• **DIRECTIVE**
Search the material for "eVTOL" and show all lines that contain it.

Start

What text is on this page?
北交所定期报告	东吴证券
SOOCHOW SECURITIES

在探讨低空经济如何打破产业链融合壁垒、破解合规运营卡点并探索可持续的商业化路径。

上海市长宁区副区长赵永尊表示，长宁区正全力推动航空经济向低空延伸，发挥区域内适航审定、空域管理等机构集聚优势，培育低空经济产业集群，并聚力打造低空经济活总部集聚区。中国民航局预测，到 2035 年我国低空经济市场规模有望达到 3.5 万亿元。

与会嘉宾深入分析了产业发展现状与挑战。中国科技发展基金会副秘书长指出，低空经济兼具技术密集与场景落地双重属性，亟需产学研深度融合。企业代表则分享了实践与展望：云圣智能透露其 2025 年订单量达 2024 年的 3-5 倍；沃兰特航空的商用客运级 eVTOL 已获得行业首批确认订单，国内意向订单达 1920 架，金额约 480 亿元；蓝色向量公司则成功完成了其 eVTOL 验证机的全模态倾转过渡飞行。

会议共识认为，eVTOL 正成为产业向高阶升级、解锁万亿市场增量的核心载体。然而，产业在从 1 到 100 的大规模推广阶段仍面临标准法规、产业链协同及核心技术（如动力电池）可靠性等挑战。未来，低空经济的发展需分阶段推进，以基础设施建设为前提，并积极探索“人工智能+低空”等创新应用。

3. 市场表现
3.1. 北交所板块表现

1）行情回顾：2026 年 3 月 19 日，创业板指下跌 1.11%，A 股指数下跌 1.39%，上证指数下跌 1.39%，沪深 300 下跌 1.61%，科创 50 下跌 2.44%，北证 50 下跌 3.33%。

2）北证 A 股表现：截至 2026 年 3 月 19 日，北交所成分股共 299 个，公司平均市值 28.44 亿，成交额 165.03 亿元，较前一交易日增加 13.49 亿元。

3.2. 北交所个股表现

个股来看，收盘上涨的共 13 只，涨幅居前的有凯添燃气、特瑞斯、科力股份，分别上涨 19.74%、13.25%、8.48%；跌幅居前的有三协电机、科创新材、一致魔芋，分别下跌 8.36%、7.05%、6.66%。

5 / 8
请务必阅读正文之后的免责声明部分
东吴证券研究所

End

• **OUTPUT OF THE TASK**
与会嘉宾深入分析了产业发展现状与挑战。中国科技发展基金会副秘书长指出，低空经济兼具技术密集与场景落地双重属性，亟需产学研深度融合。企业代表则分享了实践与展望：云圣智能透露其 2025 年订单量达 2024 年的 3-5 倍；沃兰特航空的商用客运级 eVTOL 已获得行业首批确认订单，国内意向订单达 1920 架，金额约 480 亿元；蓝色向量公司则成功完成了其 eVTOL 验证机的全模态倾转过渡飞行。
会议共识认为，eVTOL 正成为产业向高阶升级、解锁万亿市场增量的核心载体。然而，产业在从 1 到 100 的大规模推广阶段仍面临标准法规、产业链协同及核心技术（如动力电池）可靠性等挑战。未来，低空经济的发展需分阶段推进，以基础设施建设为前提，并积极探索“人工智能+低空”等创新应用。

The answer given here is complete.